### TEXT EXTRACT
·····

I have the task to make a function which takes a path to a directory, reads a lot of .csv files and returns a data.frame with the number of complete cases for each file in the form:
## id nobs
## 1 2 1041
## 2 4 474
## 3 8 192
## 4 10 148
## 5 12 96
I have the following solution (function signature is given):
complete <- function(directory, id = 1:332) {
myFiles <- list.files(path=directory,pattern=".csv",recursive=T,full.names=T)
data <- lapply(myFiles[id],read.csv)
frame <- do.call("rbind",data)
frame <- frame[complete.cases(frame),]
frame$ID <- factor(frame$ID, ordered=T)
by <- by(frame,frame$ID,nrow,simplify=F)
complete <- data.frame(id=names(by),nobs=unlist(by))
return(complete)
}
That gives me the correct output, except one situtation. If the function call is something like complete(directory, 30:25)

·····

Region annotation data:
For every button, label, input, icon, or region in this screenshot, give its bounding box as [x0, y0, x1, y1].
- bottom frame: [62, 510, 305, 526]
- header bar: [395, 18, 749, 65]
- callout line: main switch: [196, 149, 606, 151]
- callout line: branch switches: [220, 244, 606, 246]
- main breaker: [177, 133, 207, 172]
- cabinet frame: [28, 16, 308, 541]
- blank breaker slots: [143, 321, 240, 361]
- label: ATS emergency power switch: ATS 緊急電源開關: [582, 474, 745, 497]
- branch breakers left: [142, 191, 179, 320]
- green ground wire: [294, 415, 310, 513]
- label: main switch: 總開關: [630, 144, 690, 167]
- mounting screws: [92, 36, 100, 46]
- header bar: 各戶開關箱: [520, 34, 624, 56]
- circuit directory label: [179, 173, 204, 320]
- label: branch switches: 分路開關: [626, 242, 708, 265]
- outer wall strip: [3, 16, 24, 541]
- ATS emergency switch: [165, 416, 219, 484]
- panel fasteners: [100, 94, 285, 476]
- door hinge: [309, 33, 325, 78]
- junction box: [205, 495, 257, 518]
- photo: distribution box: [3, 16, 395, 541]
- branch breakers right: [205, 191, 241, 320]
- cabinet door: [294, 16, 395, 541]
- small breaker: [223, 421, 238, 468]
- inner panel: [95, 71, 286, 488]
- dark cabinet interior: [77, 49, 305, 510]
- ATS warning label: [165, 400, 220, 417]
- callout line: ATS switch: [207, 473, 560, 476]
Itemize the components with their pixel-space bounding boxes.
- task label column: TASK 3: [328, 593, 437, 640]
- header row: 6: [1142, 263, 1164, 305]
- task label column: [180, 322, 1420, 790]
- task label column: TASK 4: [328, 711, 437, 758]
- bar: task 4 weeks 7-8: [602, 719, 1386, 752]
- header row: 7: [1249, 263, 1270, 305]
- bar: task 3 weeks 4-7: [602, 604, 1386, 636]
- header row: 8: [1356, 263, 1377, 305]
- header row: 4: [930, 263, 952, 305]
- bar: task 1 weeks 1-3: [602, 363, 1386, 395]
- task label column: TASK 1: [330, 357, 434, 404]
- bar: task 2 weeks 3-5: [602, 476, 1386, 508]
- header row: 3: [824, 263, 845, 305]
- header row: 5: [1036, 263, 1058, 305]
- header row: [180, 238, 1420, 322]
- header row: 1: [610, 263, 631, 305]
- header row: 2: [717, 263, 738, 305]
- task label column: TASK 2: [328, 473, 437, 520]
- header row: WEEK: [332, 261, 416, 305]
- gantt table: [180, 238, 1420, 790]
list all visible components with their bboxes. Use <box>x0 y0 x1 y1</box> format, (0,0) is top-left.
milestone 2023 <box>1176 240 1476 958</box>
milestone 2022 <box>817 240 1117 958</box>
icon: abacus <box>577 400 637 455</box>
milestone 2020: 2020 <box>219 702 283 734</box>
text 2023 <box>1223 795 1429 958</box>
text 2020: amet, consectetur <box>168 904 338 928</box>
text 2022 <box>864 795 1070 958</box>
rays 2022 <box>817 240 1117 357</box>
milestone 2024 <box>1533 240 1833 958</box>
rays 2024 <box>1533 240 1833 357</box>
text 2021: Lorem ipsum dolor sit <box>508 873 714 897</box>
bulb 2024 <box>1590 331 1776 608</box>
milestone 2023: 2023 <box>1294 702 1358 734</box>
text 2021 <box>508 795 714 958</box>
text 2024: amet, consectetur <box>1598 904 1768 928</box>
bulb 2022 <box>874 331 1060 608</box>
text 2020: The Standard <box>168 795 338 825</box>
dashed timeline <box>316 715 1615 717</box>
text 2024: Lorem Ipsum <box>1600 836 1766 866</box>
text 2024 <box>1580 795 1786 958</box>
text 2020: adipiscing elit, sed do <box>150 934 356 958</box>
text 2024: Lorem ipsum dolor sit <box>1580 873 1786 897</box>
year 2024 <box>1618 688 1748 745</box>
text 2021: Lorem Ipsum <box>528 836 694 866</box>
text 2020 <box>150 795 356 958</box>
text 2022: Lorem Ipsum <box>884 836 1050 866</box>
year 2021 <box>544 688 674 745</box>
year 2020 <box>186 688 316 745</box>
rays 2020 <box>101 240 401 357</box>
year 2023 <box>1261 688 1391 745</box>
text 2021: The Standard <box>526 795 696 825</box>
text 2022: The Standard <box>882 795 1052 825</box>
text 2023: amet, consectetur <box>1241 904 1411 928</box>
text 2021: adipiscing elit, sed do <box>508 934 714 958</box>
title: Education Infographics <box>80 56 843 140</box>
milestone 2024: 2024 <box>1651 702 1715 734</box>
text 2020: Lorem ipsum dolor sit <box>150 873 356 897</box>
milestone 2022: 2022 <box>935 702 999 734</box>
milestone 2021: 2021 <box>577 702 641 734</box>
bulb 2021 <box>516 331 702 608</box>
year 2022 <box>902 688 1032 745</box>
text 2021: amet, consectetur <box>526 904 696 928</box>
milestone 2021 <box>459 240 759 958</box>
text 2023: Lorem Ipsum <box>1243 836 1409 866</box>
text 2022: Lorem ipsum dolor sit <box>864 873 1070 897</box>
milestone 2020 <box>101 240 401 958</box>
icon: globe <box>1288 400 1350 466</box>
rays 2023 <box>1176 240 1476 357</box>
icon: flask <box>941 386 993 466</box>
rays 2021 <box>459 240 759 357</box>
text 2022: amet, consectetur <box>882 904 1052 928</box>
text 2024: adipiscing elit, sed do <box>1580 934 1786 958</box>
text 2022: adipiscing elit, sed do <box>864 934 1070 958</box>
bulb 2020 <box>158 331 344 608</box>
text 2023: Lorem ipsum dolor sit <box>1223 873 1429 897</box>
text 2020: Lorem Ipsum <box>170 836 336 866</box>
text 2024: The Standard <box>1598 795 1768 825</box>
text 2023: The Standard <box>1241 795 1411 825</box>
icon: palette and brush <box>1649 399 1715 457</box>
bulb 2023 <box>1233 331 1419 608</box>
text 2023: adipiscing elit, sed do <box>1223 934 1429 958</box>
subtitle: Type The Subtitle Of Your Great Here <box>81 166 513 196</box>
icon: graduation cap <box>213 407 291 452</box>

·····

### REQUEST 1
In the R function question, what default value does the function signature give for the id argument?
### REQUEST 2
Continue the R function question from the point where the text stops.

### FINAL ANSWER 1
1:332

### FINAL ANSWER 2
it's expected, that the order of the data.frame column id
is preserved (here 30,29, etc.). But that fails because by
is sorting the output list by factors. Is there a better solution for my problem (using standard packages)? Or can I inhibit the ordering?
I don't think that ordered=
parameter is doing what you think it is. When you set ordered=T
it creates an ordered factor which is analogous to an ordinal variable where as a regular factor behaves more like a categorical variable. It does not assume the vector is already ordered nor does it affect the sorting of the vector in any way.
If you want to specify a given order, you must use
frame$ID <- factor(frame$ID, levels=unique(frame$ID))
and then by
should behave as expected.